Extracted material:
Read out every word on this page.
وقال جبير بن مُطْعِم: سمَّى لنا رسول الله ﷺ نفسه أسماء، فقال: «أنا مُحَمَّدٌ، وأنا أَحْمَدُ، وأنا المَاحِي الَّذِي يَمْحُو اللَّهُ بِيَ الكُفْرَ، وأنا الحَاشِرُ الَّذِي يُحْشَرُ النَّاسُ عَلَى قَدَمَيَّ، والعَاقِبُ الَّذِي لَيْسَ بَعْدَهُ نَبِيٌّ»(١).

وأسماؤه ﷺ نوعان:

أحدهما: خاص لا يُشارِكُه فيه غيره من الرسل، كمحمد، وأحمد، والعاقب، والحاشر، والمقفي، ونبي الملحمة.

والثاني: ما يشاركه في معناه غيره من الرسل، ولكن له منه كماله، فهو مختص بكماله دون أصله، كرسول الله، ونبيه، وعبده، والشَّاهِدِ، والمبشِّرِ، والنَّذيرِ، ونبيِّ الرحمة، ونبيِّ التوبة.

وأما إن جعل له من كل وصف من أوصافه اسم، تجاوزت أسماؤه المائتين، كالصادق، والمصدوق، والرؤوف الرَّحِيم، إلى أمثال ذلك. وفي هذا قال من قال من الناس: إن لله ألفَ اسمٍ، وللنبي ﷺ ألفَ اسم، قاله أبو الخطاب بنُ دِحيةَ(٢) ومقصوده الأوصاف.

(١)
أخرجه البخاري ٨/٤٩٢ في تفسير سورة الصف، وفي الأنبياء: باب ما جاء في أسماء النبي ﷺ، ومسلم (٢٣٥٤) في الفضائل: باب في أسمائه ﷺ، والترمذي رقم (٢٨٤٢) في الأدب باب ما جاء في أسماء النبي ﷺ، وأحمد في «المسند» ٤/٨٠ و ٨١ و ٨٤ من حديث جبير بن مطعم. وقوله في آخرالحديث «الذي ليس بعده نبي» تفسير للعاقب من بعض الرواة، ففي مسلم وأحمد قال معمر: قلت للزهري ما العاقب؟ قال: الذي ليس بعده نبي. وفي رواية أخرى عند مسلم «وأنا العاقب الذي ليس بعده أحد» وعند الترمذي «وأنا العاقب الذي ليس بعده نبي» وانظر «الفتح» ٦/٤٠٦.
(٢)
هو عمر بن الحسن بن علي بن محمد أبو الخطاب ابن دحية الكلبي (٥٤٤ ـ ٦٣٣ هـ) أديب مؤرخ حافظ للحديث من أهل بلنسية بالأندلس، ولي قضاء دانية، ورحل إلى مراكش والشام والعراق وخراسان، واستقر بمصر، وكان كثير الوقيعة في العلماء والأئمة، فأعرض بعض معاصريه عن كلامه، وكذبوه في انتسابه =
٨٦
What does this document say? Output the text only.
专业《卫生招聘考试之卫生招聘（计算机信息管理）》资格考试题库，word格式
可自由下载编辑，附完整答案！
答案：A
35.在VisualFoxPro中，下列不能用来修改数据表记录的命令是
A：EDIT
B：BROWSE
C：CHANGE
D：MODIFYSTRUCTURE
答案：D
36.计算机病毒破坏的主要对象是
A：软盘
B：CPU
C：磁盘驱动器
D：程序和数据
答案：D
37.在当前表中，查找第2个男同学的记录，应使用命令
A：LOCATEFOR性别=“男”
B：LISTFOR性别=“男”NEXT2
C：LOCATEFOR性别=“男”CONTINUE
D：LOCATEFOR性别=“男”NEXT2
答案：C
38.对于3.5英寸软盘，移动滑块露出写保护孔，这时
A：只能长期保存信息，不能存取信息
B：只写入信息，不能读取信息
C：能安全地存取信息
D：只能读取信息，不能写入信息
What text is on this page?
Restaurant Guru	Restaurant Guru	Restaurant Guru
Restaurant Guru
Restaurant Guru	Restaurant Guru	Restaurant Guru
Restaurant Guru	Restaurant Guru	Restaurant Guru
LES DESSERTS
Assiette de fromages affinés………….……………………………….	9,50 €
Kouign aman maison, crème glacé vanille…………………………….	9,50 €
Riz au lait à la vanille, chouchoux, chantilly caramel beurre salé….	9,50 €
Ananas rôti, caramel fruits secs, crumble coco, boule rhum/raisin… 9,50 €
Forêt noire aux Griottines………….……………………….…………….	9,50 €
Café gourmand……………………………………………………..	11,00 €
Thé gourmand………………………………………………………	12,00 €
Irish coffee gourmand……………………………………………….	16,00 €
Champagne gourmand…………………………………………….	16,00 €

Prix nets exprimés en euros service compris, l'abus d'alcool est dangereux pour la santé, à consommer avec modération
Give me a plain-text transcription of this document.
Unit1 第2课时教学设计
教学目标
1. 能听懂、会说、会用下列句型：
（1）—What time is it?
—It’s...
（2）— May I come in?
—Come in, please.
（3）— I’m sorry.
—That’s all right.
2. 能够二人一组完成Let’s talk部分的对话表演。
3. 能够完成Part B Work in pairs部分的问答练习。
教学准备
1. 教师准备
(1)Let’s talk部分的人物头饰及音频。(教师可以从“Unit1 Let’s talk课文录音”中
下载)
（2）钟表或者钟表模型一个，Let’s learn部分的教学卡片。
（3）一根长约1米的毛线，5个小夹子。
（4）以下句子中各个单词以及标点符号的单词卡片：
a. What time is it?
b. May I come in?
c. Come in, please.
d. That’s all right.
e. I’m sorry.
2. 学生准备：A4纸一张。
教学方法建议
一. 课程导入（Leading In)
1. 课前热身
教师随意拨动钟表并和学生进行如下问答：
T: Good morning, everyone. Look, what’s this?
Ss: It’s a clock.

Description of the task: Reproduce each entry exactly, leaving out nothing.

Result of the exercise:
Read out every word on this page.
وقال جبير بن مُطْعِم: سمَّى لنا رسول الله ﷺ نفسه أسماء، فقال: «أنا مُحَمَّدٌ، وأنا أَحْمَدُ، وأنا المَاحِي الَّذِي يَمْحُو اللَّهُ بِيَ الكُفْرَ، وأنا الحَاشِرُ الَّذِي يُحْشَرُ النَّاسُ عَلَى قَدَمَيَّ، والعَاقِبُ الَّذِي لَيْسَ بَعْدَهُ نَبِيٌّ»(١).

وأسماؤه ﷺ نوعان:

أحدهما: خاص لا يُشارِكُه فيه غيره من الرسل، كمحمد، وأحمد، والعاقب، والحاشر، والمقفي، ونبي الملحمة.

والثاني: ما يشاركه في معناه غيره من الرسل، ولكن له منه كماله، فهو مختص بكماله دون أصله، كرسول الله، ونبيه، وعبده، والشَّاهِدِ، والمبشِّرِ، والنَّذيرِ، ونبيِّ الرحمة، ونبيِّ التوبة.

وأما إن جعل له من كل وصف من أوصافه اسم، تجاوزت أسماؤه المائتين، كالصادق، والمصدوق، والرؤوف الرَّحِيم، إلى أمثال ذلك. وفي هذا قال من قال من الناس: إن لله ألفَ اسمٍ، وللنبي ﷺ ألفَ اسم، قاله أبو الخطاب بنُ دِحيةَ(٢) ومقصوده الأوصاف.

(١)
أخرجه البخاري ٨/٤٩٢ في تفسير سورة الصف، وفي الأنبياء: باب ما جاء في أسماء النبي ﷺ، ومسلم (٢٣٥٤) في الفضائل: باب في أسمائه ﷺ، والترمذي رقم (٢٨٤٢) في الأدب باب ما جاء في أسماء النبي ﷺ، وأحمد في «المسند» ٤/٨٠ و ٨١ و ٨٤ من حديث جبير بن مطعم. وقوله في آخرالحديث «الذي ليس بعده نبي» تفسير للعاقب من بعض الرواة، ففي مسلم وأحمد قال معمر: قلت للزهري ما العاقب؟ قال: الذي ليس بعده نبي. وفي رواية أخرى عند مسلم «وأنا العاقب الذي ليس بعده أحد» وعند الترمذي «وأنا العاقب الذي ليس بعده نبي» وانظر «الفتح» ٦/٤٠٦.
(٢)
هو عمر بن الحسن بن علي بن محمد أبو الخطاب ابن دحية الكلبي (٥٤٤ ـ ٦٣٣ هـ) أديب مؤرخ حافظ للحديث من أهل بلنسية بالأندلس، ولي قضاء دانية، ورحل إلى مراكش والشام والعراق وخراسان، واستقر بمصر، وكان كثير الوقيعة في العلماء والأئمة، فأعرض بعض معاصريه عن كلامه، وكذبوه في انتسابه =
٨٦
What does this document say? Output the text only.
专业《卫生招聘考试之卫生招聘（计算机信息管理）》资格考试题库，word格式
可自由下载编辑，附完整答案！
答案：A
35.在VisualFoxPro中，下列不能用来修改数据表记录的命令是
A：EDIT
B：BROWSE
C：CHANGE
D：MODIFYSTRUCTURE
答案：D
36.计算机病毒破坏的主要对象是
A：软盘
B：CPU
C：磁盘驱动器
D：程序和数据
答案：D
37.在当前表中，查找第2个男同学的记录，应使用命令
A：LOCATEFOR性别=“男”
B：LISTFOR性别=“男”NEXT2
C：LOCATEFOR性别=“男”CONTINUE
D：LOCATEFOR性别=“男”NEXT2
答案：C
38.对于3.5英寸软盘，移动滑块露出写保护孔，这时
A：只能长期保存信息，不能存取信息
B：只写入信息，不能读取信息
C：能安全地存取信息
D：只能读取信息，不能写入信息
What text is on this page?
Restaurant Guru	Restaurant Guru	Restaurant Guru
Restaurant Guru
Restaurant Guru	Restaurant Guru	Restaurant Guru
Restaurant Guru	Restaurant Guru	Restaurant Guru
LES DESSERTS
Assiette de fromages affinés………….……………………………….	9,50 €
Kouign aman maison, crème glacé vanille…………………………….	9,50 €
Riz au lait à la vanille, chouchoux, chantilly caramel beurre salé….	9,50 €
Ananas rôti, caramel fruits secs, crumble coco, boule rhum/raisin… 9,50 €
Forêt noire aux Griottines………….……………………….…………….	9,50 €
Café gourmand……………………………………………………..	11,00 €
Thé gourmand………………………………………………………	12,00 €
Irish coffee gourmand……………………………………………….	16,00 €
Champagne gourmand…………………………………………….	16,00 €

Prix nets exprimés en euros service compris, l'abus d'alcool est dangereux pour la santé, à consommer avec modération
Give me a plain-text transcription of this document.
Unit1 第2课时教学设计
教学目标
1. 能听懂、会说、会用下列句型：
（1）—What time is it?
—It’s...
（2）— May I come in?
—Come in, please.
（3）— I’m sorry.
—That’s all right.
2. 能够二人一组完成Let’s talk部分的对话表演。
3. 能够完成Part B Work in pairs部分的问答练习。
教学准备
1. 教师准备
(1)Let’s talk部分的人物头饰及音频。(教师可以从“Unit1 Let’s talk课文录音”中
下载)
（2）钟表或者钟表模型一个，Let’s learn部分的教学卡片。
（3）一根长约1米的毛线，5个小夹子。
（4）以下句子中各个单词以及标点符号的单词卡片：
a. What time is it?
b. May I come in?
c. Come in, please.
d. That’s all right.
e. I’m sorry.
2. 学生准备：A4纸一张。
教学方法建议
一. 课程导入（Leading In)
1. 课前热身
教师随意拨动钟表并和学生进行如下问答：
T: Good morning, everyone. Look, what’s this?
Ss: It’s a clock.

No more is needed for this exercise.